→ **WHAT NEEDS TO BE DONE**: Show all lines holding "GANADOR".

→ **PROVIDED DATA**:
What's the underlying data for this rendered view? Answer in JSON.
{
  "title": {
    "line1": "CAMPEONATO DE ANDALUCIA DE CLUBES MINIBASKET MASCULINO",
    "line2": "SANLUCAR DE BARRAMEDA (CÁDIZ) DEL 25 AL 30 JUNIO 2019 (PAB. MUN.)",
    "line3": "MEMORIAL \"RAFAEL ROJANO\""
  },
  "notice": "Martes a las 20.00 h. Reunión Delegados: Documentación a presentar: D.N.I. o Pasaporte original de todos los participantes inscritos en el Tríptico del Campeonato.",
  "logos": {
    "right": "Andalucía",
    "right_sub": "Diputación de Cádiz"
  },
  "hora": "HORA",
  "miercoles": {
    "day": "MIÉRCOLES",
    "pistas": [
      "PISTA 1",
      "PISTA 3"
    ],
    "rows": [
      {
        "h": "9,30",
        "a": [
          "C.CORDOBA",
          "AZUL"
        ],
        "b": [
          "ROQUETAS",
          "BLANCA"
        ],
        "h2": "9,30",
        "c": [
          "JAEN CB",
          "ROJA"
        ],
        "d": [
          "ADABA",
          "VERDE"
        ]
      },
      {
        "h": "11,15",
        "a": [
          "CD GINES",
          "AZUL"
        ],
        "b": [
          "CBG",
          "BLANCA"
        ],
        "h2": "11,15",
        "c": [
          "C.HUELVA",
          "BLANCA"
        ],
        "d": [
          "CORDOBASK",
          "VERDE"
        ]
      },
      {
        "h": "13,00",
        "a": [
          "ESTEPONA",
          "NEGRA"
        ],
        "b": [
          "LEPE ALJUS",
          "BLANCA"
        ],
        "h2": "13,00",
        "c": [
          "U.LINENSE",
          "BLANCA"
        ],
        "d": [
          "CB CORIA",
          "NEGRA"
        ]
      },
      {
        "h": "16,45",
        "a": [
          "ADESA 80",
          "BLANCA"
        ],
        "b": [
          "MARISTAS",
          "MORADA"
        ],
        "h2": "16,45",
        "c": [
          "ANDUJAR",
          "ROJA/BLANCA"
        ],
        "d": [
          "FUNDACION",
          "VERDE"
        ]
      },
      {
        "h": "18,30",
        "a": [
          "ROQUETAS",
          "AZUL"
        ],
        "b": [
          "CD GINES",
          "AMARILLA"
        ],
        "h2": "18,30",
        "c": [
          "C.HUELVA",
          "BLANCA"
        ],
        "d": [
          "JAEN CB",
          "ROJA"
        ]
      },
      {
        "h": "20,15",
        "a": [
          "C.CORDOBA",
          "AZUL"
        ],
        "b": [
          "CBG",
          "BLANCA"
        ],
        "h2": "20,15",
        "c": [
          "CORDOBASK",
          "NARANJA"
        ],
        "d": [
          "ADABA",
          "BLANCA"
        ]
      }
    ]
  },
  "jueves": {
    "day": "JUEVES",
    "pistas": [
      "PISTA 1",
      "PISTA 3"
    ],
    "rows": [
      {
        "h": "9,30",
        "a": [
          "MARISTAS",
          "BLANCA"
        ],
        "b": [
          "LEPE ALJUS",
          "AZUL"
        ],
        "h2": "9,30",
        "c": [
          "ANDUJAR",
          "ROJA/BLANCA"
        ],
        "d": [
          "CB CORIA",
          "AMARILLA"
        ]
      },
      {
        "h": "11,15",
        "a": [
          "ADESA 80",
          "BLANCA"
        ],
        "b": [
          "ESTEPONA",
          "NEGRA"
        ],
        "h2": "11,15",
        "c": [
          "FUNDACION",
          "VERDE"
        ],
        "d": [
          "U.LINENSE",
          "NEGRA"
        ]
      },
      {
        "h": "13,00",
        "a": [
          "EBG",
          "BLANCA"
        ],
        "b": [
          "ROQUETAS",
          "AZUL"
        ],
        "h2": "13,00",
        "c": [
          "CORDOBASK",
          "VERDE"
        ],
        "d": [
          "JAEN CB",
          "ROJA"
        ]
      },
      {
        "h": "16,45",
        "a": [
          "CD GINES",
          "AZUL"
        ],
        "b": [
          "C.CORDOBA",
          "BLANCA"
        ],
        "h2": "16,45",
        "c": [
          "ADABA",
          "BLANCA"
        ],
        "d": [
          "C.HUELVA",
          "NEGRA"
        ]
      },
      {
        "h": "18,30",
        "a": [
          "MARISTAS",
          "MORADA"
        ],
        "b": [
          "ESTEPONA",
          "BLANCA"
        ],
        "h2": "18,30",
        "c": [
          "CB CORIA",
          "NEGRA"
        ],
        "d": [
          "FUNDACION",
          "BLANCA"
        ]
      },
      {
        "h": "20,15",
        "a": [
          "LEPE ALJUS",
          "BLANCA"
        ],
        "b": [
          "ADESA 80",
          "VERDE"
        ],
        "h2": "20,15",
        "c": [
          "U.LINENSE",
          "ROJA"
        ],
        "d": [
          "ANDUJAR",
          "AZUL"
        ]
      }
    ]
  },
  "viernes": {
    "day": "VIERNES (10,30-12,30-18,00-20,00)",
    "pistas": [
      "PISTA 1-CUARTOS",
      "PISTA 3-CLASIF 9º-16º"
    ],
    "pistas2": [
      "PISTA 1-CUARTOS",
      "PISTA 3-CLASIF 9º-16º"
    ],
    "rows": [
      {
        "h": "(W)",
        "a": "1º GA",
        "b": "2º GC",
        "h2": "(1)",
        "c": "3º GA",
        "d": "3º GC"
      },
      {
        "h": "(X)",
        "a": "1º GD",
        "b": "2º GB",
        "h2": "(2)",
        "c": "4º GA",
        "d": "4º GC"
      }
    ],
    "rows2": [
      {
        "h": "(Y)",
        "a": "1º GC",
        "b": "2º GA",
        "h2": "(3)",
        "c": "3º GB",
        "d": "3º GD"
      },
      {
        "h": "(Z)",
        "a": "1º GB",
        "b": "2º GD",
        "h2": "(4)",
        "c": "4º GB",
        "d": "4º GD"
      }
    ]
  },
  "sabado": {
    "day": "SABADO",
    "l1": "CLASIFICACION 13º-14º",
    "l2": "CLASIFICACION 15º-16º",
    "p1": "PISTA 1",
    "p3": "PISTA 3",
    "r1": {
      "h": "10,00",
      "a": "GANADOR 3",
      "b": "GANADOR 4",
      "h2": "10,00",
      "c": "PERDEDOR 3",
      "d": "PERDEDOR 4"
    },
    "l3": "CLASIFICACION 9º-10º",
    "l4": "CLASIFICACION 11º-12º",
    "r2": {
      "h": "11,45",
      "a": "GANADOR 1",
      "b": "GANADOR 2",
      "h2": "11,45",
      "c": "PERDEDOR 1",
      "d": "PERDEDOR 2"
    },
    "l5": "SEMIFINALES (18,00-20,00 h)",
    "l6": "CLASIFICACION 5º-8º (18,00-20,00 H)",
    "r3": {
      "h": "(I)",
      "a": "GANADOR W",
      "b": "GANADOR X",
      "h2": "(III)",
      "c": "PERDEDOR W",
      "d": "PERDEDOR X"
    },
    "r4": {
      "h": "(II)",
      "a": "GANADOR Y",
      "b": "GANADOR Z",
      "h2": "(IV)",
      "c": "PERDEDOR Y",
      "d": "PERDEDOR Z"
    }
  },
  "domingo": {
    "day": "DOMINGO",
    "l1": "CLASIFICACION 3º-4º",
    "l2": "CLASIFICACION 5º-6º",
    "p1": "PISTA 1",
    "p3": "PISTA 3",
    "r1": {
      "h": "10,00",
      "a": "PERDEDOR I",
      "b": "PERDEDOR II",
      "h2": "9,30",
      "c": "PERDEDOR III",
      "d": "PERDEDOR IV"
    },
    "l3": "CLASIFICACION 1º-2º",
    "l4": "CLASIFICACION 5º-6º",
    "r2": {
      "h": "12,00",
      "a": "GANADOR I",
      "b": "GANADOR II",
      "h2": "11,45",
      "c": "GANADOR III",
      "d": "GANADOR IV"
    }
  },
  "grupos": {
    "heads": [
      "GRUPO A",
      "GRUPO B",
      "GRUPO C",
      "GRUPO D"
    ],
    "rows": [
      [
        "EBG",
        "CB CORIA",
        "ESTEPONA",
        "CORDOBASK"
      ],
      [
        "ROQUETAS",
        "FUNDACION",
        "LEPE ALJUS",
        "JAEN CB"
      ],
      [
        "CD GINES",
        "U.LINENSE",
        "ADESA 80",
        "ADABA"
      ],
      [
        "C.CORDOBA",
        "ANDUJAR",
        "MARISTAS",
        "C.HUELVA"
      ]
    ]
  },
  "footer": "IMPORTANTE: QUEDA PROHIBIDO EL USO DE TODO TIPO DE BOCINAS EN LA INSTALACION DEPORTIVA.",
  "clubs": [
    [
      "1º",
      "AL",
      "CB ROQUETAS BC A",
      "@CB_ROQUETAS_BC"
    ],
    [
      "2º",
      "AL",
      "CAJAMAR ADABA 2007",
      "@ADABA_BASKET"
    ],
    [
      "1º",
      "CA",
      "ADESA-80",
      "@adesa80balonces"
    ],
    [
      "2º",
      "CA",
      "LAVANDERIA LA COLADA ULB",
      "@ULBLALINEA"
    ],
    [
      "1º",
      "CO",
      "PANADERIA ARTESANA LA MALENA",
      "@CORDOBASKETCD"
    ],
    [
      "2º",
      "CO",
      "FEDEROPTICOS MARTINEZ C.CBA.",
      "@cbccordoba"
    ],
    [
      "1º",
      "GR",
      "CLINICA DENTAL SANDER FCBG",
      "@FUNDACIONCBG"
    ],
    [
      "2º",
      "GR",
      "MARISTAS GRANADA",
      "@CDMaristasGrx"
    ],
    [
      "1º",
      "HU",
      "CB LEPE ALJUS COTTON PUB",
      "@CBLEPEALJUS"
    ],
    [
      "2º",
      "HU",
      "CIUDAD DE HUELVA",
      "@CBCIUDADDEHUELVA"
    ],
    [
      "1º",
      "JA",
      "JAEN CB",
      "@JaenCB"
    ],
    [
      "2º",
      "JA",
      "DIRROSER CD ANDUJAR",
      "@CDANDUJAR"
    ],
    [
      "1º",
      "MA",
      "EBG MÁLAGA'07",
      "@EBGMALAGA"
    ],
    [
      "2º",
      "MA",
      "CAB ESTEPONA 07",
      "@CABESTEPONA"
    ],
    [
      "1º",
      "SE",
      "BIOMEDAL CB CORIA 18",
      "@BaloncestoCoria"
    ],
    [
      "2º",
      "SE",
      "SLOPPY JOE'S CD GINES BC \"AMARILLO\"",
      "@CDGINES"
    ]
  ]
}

→ **RESULT OF THE TASK**:
      "a": "GANADOR 3",
      "b": "GANADOR 4",
      "a": "GANADOR 1",
      "b": "GANADOR 2",
      "a": "GANADOR W",
      "b": "GANADOR X",
      "a": "GANADOR Y",
      "b": "GANADOR Z",
      "a": "GANADOR I",
      "b": "GANADOR II",
      "c": "GANADOR III",
      "d": "GANADOR IV"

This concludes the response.